— Work instructions —
Of all the lines in the data below, how many contain "screenshot"? Report that number alone.

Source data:
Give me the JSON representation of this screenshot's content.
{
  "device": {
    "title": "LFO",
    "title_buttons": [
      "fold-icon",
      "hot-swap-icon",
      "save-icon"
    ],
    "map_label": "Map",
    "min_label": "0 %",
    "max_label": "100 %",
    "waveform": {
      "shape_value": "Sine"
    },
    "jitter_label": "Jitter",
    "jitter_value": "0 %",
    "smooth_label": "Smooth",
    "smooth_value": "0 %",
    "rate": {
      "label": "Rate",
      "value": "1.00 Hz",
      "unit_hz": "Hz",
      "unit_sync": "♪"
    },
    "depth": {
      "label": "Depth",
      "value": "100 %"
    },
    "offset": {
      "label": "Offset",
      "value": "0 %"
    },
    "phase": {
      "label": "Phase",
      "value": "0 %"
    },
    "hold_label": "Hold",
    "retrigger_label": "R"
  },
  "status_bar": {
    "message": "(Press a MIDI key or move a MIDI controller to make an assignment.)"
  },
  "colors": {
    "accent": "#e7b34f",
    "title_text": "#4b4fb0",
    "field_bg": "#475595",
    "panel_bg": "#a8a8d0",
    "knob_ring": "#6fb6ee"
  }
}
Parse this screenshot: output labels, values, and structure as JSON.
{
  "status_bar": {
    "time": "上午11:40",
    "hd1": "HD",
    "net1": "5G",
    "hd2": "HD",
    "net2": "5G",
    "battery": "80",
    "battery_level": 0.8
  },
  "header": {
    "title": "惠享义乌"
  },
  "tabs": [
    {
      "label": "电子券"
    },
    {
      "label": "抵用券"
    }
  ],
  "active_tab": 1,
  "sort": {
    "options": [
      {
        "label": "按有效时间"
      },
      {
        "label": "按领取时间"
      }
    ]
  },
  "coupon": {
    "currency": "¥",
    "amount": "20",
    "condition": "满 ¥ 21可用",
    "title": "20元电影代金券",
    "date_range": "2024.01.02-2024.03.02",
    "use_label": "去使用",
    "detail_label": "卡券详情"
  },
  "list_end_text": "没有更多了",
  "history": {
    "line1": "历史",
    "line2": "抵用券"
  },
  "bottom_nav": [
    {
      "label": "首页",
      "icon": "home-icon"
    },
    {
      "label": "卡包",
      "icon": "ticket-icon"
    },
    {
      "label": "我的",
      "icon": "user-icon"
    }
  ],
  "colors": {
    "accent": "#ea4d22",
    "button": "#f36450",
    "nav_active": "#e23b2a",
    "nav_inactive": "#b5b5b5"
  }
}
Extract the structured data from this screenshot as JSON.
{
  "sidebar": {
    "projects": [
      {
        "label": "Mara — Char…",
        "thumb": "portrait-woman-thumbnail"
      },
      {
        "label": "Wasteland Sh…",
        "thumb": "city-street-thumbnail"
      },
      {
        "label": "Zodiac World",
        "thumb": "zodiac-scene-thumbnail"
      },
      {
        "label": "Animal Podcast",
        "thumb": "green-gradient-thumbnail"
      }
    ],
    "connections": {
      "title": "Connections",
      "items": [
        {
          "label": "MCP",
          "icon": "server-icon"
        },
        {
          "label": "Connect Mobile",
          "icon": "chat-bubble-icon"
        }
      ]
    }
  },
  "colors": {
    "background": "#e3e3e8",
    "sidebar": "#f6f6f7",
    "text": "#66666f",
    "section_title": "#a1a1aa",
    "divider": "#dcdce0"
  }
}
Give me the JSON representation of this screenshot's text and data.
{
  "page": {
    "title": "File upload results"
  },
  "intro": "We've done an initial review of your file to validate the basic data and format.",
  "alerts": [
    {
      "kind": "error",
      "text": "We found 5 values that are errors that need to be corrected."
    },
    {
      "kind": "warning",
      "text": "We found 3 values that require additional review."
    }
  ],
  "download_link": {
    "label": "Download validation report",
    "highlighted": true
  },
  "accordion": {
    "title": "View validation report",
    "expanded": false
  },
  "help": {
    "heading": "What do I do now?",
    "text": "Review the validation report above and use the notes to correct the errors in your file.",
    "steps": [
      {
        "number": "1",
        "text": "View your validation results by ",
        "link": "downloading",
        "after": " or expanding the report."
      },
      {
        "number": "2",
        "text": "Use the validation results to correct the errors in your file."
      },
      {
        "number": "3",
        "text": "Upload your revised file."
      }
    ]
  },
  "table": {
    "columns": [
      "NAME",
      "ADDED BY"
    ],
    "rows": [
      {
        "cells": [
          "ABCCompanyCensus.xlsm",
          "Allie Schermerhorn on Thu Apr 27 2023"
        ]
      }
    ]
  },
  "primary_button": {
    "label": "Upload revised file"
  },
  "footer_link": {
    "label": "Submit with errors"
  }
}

— Answer for the task —
4